Start of INFORMATION GIVEN
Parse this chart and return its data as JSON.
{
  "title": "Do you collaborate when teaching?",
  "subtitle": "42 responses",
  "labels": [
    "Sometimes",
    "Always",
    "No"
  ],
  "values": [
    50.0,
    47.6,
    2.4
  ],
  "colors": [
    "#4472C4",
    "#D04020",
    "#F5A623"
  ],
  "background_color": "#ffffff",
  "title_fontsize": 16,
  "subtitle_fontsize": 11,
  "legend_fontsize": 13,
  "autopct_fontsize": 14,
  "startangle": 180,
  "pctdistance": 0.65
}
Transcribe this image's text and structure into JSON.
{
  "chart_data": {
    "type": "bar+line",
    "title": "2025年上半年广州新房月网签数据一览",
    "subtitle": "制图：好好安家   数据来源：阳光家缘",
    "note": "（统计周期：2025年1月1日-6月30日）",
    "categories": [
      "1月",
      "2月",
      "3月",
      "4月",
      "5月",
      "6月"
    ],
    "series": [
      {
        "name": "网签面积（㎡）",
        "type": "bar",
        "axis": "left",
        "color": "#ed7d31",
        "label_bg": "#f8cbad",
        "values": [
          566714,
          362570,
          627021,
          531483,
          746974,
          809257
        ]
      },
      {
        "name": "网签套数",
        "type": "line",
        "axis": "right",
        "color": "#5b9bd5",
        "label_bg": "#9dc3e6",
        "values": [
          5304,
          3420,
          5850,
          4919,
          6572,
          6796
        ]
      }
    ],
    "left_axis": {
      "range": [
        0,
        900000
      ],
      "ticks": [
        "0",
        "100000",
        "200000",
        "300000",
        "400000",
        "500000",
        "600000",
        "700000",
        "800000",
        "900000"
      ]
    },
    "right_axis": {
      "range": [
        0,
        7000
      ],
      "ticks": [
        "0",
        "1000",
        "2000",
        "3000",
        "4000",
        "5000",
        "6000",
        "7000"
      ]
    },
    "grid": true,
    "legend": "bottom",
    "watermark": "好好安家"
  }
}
End of INFORMATION GIVEN
■ **INSTRUCTIONS TO FOLLOW**: Write out each line of the data above again, exactly as given.

■ **RESPONSE TO THE EXERCISE**:
Parse this chart and return its data as JSON.
{
  "title": "Do you collaborate when teaching?",
  "subtitle": "42 responses",
  "labels": [
    "Sometimes",
    "Always",
    "No"
  ],
  "values": [
    50.0,
    47.6,
    2.4
  ],
  "colors": [
    "#4472C4",
    "#D04020",
    "#F5A623"
  ],
  "background_color": "#ffffff",
  "title_fontsize": 16,
  "subtitle_fontsize": 11,
  "legend_fontsize": 13,
  "autopct_fontsize": 14,
  "startangle": 180,
  "pctdistance": 0.65
}
Transcribe this image's text and structure into JSON.
{
  "chart_data": {
    "type": "bar+line",
    "title": "2025年上半年广州新房月网签数据一览",
    "subtitle": "制图：好好安家   数据来源：阳光家缘",
    "note": "（统计周期：2025年1月1日-6月30日）",
    "categories": [
      "1月",
      "2月",
      "3月",
      "4月",
      "5月",
      "6月"
    ],
    "series": [
      {
        "name": "网签面积（㎡）",
        "type": "bar",
        "axis": "left",
        "color": "#ed7d31",
        "label_bg": "#f8cbad",
        "values": [
          566714,
          362570,
          627021,
          531483,
          746974,
          809257
        ]
      },
      {
        "name": "网签套数",
        "type": "line",
        "axis": "right",
        "color": "#5b9bd5",
        "label_bg": "#9dc3e6",
        "values": [
          5304,
          3420,
          5850,
          4919,
          6572,
          6796
        ]
      }
    ],
    "left_axis": {
      "range": [
        0,
        900000
      ],
      "ticks": [
        "0",
        "100000",
        "200000",
        "300000",
        "400000",
        "500000",
        "600000",
        "700000",
        "800000",
        "900000"
      ]
    },
    "right_axis": {
      "range": [
        0,
        7000
      ],
      "ticks": [
        "0",
        "1000",
        "2000",
        "3000",
        "4000",
        "5000",
        "6000",
        "7000"
      ]
    },
    "grid": true,
    "legend": "bottom",
    "watermark": "好好安家"
  }
}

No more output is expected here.